▶ [Brief]: Return each line of the data below verbatim; pictures are to be left out.

▶ [Given data]:
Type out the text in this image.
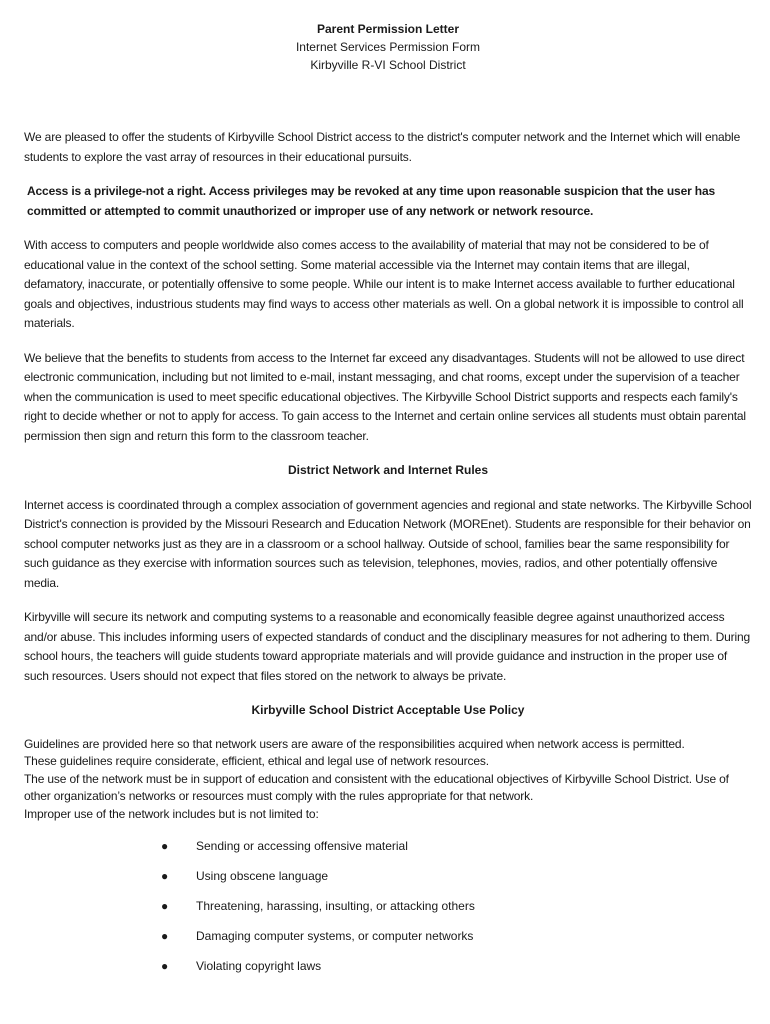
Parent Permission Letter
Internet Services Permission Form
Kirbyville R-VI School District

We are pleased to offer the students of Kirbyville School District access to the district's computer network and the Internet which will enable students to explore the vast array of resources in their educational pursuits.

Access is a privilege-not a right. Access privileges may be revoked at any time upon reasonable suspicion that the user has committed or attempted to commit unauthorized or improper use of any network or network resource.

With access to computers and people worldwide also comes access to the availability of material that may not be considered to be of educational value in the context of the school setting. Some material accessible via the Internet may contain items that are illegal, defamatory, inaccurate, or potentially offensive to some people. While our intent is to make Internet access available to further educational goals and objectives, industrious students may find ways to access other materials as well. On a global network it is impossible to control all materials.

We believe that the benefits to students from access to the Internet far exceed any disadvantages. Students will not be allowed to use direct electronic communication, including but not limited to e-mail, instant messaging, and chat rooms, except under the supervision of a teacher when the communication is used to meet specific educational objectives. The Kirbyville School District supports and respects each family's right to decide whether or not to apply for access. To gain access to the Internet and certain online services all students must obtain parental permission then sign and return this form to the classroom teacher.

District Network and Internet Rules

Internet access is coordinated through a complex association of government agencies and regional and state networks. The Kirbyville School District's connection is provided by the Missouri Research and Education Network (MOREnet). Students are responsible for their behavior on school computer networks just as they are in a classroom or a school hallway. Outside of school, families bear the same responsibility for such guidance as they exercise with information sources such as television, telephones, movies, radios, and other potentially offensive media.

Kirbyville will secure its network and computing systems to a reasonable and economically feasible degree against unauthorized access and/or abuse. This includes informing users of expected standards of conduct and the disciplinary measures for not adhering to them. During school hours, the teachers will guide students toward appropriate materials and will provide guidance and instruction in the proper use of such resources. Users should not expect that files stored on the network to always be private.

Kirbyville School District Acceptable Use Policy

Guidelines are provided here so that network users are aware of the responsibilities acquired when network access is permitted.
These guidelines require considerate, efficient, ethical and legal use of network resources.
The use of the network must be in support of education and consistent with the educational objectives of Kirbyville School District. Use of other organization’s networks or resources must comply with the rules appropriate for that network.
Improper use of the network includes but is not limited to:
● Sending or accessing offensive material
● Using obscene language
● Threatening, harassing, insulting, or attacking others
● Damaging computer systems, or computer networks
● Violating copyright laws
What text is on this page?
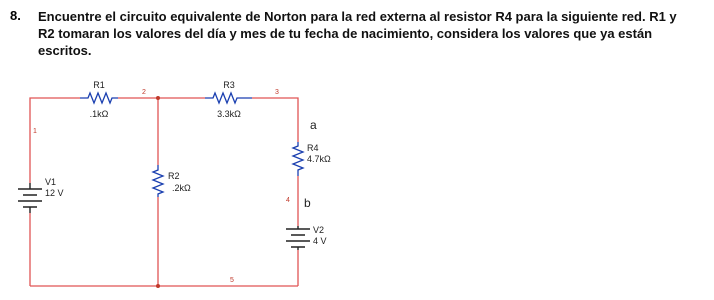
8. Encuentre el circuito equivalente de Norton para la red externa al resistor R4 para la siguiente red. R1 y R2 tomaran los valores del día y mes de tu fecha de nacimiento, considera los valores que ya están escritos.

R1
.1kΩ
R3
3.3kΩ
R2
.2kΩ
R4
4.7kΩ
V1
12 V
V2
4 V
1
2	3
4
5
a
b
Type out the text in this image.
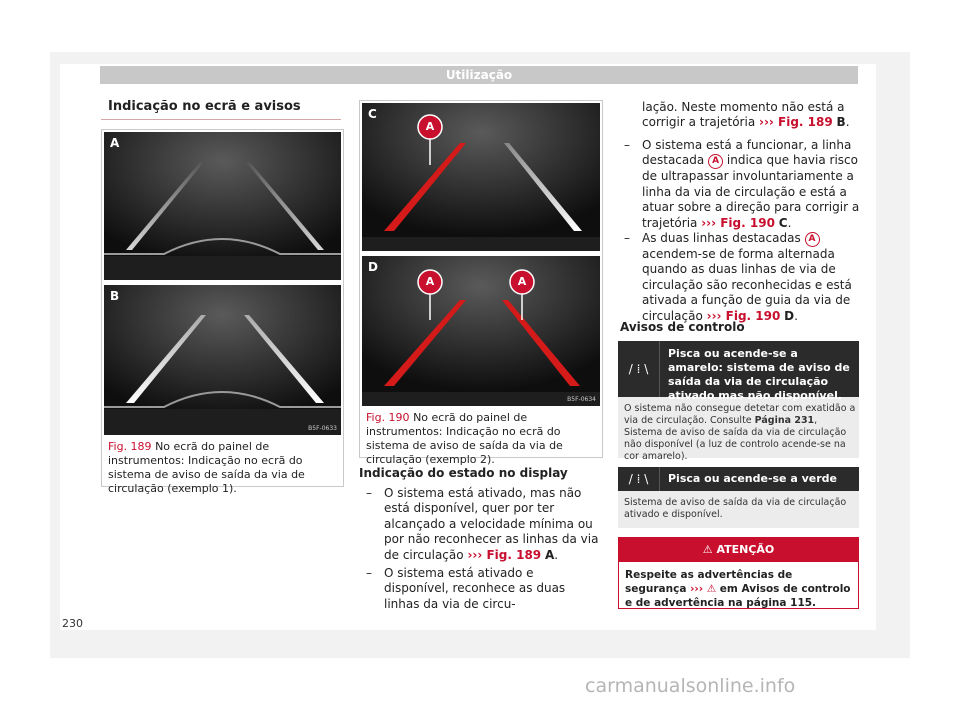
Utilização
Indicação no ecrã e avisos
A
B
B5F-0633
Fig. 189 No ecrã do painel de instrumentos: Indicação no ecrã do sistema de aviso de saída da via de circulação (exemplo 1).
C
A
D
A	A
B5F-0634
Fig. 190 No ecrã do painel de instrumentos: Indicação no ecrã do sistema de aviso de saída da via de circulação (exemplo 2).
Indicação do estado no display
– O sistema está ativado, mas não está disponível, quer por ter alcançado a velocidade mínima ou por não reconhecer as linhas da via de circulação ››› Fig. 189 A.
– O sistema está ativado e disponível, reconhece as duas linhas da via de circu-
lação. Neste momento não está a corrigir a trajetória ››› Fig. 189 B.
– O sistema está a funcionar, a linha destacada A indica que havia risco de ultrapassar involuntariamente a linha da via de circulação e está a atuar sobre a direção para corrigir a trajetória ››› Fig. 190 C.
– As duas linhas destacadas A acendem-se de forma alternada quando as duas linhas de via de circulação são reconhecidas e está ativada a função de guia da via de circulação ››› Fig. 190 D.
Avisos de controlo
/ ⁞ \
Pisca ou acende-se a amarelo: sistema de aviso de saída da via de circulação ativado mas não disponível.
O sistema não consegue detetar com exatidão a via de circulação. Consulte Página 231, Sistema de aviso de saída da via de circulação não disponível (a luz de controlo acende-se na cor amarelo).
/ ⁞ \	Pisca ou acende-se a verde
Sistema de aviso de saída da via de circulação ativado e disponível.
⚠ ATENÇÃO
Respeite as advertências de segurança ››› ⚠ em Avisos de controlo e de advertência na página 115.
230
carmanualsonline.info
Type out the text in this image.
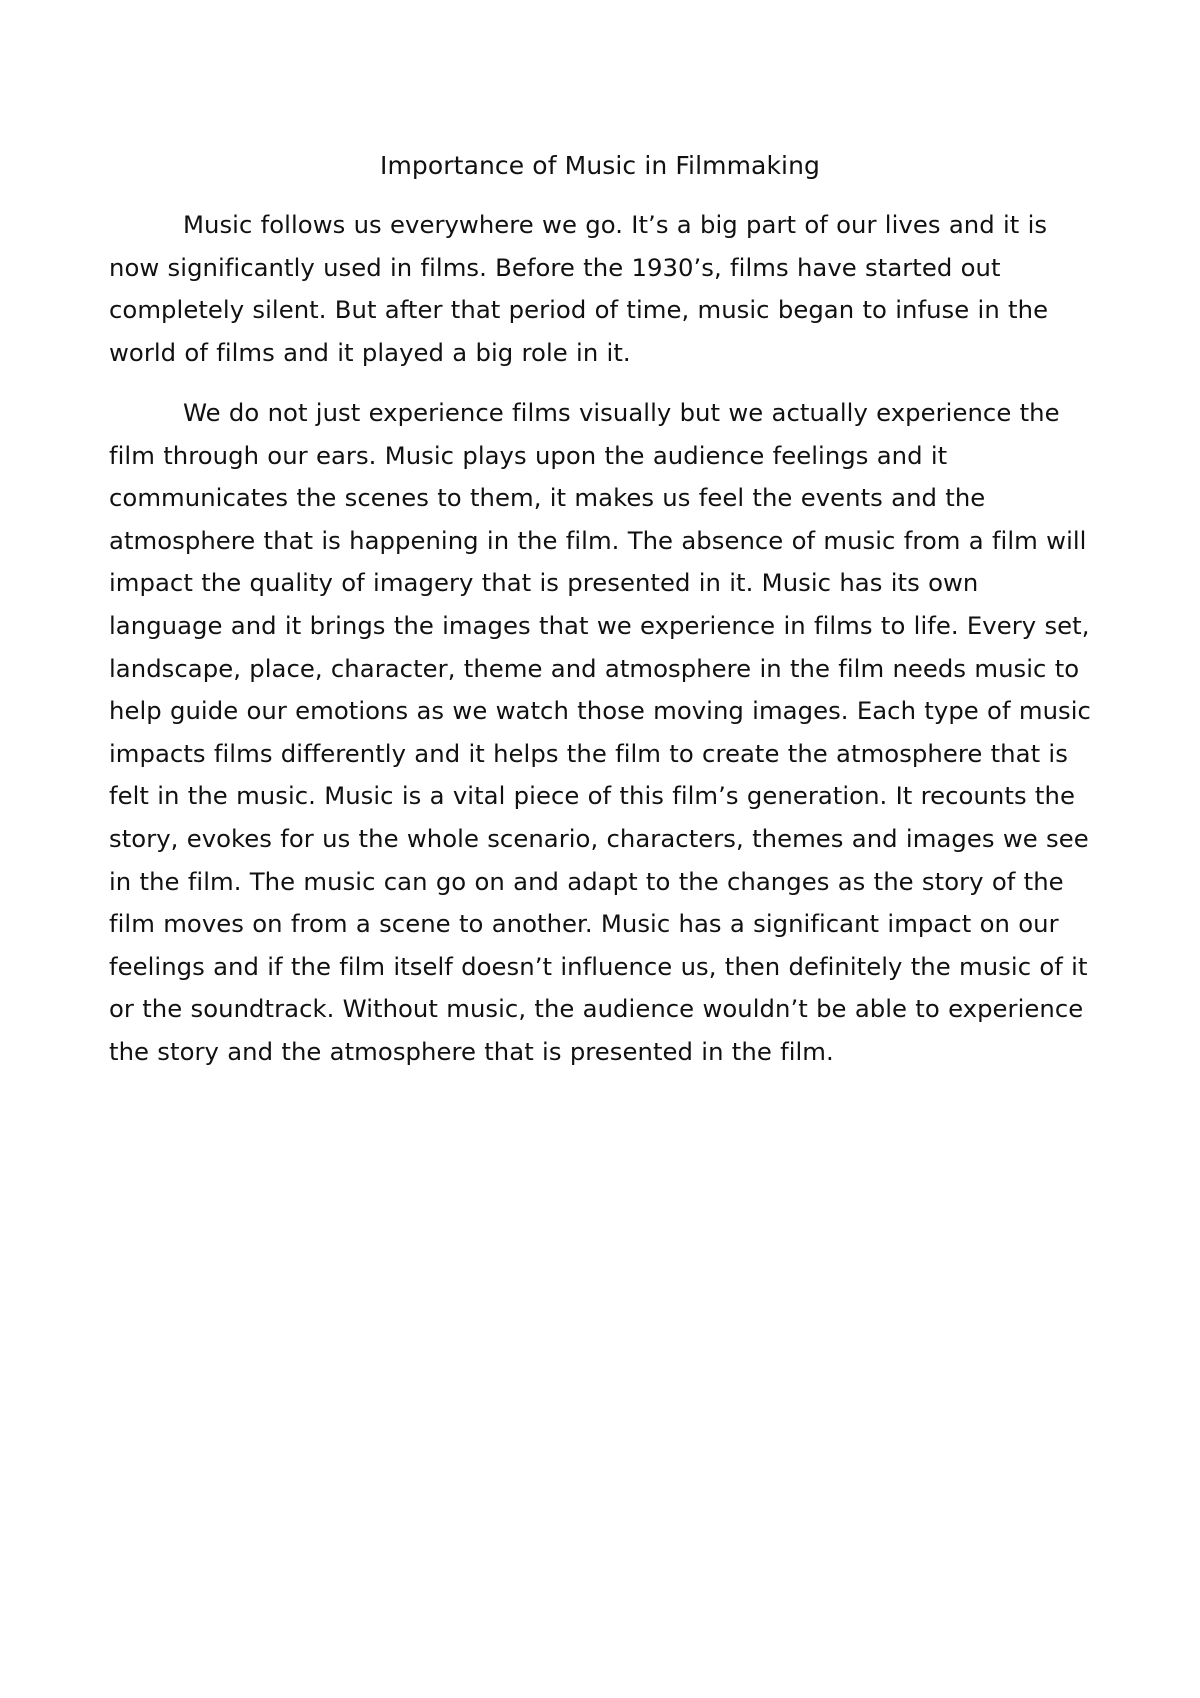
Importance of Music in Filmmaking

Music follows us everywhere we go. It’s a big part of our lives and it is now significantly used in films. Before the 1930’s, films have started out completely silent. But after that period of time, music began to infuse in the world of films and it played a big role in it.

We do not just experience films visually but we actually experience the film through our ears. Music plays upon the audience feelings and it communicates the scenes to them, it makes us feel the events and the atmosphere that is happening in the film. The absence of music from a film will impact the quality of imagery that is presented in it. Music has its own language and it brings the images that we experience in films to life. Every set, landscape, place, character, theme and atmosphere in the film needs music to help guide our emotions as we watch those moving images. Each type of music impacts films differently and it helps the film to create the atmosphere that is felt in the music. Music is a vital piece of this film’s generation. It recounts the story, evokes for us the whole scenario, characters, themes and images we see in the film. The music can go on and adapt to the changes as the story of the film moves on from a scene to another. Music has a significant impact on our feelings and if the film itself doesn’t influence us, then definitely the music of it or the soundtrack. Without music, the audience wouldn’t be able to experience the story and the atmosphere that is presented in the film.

▶ [Output for this exercise]:
Type out the text in this image.
Parent Permission Letter
Internet Services Permission Form
Kirbyville R-VI School District

We are pleased to offer the students of Kirbyville School District access to the district's computer network and the Internet which will enable students to explore the vast array of resources in their educational pursuits.

Access is a privilege-not a right. Access privileges may be revoked at any time upon reasonable suspicion that the user has committed or attempted to commit unauthorized or improper use of any network or network resource.

With access to computers and people worldwide also comes access to the availability of material that may not be considered to be of educational value in the context of the school setting. Some material accessible via the Internet may contain items that are illegal, defamatory, inaccurate, or potentially offensive to some people. While our intent is to make Internet access available to further educational goals and objectives, industrious students may find ways to access other materials as well. On a global network it is impossible to control all materials.

We believe that the benefits to students from access to the Internet far exceed any disadvantages. Students will not be allowed to use direct electronic communication, including but not limited to e-mail, instant messaging, and chat rooms, except under the supervision of a teacher when the communication is used to meet specific educational objectives. The Kirbyville School District supports and respects each family's right to decide whether or not to apply for access. To gain access to the Internet and certain online services all students must obtain parental permission then sign and return this form to the classroom teacher.

District Network and Internet Rules

Internet access is coordinated through a complex association of government agencies and regional and state networks. The Kirbyville School District's connection is provided by the Missouri Research and Education Network (MOREnet). Students are responsible for their behavior on school computer networks just as they are in a classroom or a school hallway. Outside of school, families bear the same responsibility for such guidance as they exercise with information sources such as television, telephones, movies, radios, and other potentially offensive media.

Kirbyville will secure its network and computing systems to a reasonable and economically feasible degree against unauthorized access and/or abuse. This includes informing users of expected standards of conduct and the disciplinary measures for not adhering to them. During school hours, the teachers will guide students toward appropriate materials and will provide guidance and instruction in the proper use of such resources. Users should not expect that files stored on the network to always be private.

Kirbyville School District Acceptable Use Policy

Guidelines are provided here so that network users are aware of the responsibilities acquired when network access is permitted.
These guidelines require considerate, efficient, ethical and legal use of network resources.
The use of the network must be in support of education and consistent with the educational objectives of Kirbyville School District. Use of other organization’s networks or resources must comply with the rules appropriate for that network.
Improper use of the network includes but is not limited to:
● Sending or accessing offensive material
● Using obscene language
● Threatening, harassing, insulting, or attacking others
● Damaging computer systems, or computer networks
● Violating copyright laws
What text is on this page?
8. Encuentre el circuito equivalente de Norton para la red externa al resistor R4 para la siguiente red. R1 y R2 tomaran los valores del día y mes de tu fecha de nacimiento, considera los valores que ya están escritos.

R1
.1kΩ
R3
3.3kΩ
R2
.2kΩ
R4
4.7kΩ
V1
12 V
V2
4 V
1
2	3
4
5
a
b
Type out the text in this image.
Utilização
Indicação no ecrã e avisos
A
B
B5F-0633
Fig. 189 No ecrã do painel de instrumentos: Indicação no ecrã do sistema de aviso de saída da via de circulação (exemplo 1).
C
A
D
A	A
B5F-0634
Fig. 190 No ecrã do painel de instrumentos: Indicação no ecrã do sistema de aviso de saída da via de circulação (exemplo 2).
Indicação do estado no display
– O sistema está ativado, mas não está disponível, quer por ter alcançado a velocidade mínima ou por não reconhecer as linhas da via de circulação ››› Fig. 189 A.
– O sistema está ativado e disponível, reconhece as duas linhas da via de circu-
lação. Neste momento não está a corrigir a trajetória ››› Fig. 189 B.
– O sistema está a funcionar, a linha destacada A indica que havia risco de ultrapassar involuntariamente a linha da via de circulação e está a atuar sobre a direção para corrigir a trajetória ››› Fig. 190 C.
– As duas linhas destacadas A acendem-se de forma alternada quando as duas linhas de via de circulação são reconhecidas e está ativada a função de guia da via de circulação ››› Fig. 190 D.
Avisos de controlo
/ ⁞ \
Pisca ou acende-se a amarelo: sistema de aviso de saída da via de circulação ativado mas não disponível.
O sistema não consegue detetar com exatidão a via de circulação. Consulte Página 231, Sistema de aviso de saída da via de circulação não disponível (a luz de controlo acende-se na cor amarelo).
/ ⁞ \	Pisca ou acende-se a verde
Sistema de aviso de saída da via de circulação ativado e disponível.
⚠ ATENÇÃO
Respeite as advertências de segurança ››› ⚠ em Avisos de controlo e de advertência na página 115.
230
carmanualsonline.info
Type out the text in this image.
Importance of Music in Filmmaking

Music follows us everywhere we go. It’s a big part of our lives and it is now significantly used in films. Before the 1930’s, films have started out completely silent. But after that period of time, music began to infuse in the world of films and it played a big role in it.

We do not just experience films visually but we actually experience the film through our ears. Music plays upon the audience feelings and it communicates the scenes to them, it makes us feel the events and the atmosphere that is happening in the film. The absence of music from a film will impact the quality of imagery that is presented in it. Music has its own language and it brings the images that we experience in films to life. Every set, landscape, place, character, theme and atmosphere in the film needs music to help guide our emotions as we watch those moving images. Each type of music impacts films differently and it helps the film to create the atmosphere that is felt in the music. Music is a vital piece of this film’s generation. It recounts the story, evokes for us the whole scenario, characters, themes and images we see in the film. The music can go on and adapt to the changes as the story of the film moves on from a scene to another. Music has a significant impact on our feelings and if the film itself doesn’t influence us, then definitely the music of it or the soundtrack. Without music, the audience wouldn’t be able to experience the story and the atmosphere that is presented in the film.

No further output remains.